## TASK TO COMPLETE
Give nothing except the number of lines containing the word "водопровода".

## LISTED ENTRIES
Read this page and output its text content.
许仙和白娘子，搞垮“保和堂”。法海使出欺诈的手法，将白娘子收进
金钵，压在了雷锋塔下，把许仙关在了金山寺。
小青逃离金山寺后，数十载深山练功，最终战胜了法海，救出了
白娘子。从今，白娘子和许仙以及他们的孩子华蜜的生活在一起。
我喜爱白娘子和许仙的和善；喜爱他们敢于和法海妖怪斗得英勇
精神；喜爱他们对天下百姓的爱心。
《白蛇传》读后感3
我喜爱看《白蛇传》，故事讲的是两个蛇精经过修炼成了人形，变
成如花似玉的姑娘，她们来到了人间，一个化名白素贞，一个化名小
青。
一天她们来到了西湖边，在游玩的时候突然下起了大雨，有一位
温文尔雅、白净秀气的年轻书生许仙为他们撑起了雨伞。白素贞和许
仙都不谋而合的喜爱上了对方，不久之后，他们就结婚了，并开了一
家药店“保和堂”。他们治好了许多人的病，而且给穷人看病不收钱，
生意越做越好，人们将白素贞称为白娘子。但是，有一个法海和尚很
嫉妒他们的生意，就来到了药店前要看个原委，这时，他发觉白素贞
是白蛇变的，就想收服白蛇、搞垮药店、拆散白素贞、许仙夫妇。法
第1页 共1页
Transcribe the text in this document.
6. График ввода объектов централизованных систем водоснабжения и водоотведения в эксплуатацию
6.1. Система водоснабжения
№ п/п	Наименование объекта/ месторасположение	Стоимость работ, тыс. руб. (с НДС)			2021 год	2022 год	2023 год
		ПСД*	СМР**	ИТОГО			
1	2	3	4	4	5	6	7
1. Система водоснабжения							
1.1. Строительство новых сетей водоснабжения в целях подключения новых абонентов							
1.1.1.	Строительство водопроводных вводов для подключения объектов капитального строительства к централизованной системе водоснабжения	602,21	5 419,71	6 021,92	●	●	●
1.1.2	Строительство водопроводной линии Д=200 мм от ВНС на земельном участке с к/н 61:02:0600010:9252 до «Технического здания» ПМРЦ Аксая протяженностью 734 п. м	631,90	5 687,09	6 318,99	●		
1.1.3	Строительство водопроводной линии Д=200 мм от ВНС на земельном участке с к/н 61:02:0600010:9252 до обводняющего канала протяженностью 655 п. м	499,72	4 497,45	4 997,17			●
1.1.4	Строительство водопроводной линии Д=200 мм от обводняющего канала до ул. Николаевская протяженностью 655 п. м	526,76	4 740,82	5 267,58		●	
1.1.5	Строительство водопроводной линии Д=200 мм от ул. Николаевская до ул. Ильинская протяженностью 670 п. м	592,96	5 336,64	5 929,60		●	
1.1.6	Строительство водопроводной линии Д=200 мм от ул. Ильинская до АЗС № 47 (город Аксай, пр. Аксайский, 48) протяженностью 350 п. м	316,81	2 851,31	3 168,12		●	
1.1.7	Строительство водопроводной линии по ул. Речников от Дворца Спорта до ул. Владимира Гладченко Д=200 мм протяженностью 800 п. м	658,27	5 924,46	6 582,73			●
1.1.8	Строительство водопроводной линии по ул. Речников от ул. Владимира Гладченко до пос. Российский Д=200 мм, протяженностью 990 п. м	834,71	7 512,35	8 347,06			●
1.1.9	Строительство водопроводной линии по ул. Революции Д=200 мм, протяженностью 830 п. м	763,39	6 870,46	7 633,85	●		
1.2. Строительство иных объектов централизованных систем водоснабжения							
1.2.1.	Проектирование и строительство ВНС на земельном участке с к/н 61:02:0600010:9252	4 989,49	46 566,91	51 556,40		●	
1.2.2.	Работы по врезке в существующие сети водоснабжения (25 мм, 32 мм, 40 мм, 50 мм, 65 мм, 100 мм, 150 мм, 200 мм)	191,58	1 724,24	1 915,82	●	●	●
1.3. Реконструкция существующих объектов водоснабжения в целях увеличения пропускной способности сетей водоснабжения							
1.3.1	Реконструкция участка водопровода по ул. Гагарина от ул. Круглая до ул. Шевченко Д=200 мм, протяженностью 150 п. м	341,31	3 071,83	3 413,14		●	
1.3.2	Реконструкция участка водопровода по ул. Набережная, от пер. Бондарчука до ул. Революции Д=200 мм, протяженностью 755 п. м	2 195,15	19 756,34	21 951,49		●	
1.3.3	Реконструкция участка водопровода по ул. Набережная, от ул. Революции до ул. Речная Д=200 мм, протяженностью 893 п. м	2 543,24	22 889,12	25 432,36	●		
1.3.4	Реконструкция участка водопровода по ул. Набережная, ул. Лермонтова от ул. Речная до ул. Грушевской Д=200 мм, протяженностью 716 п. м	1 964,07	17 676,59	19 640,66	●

## TASK RESPONSE
4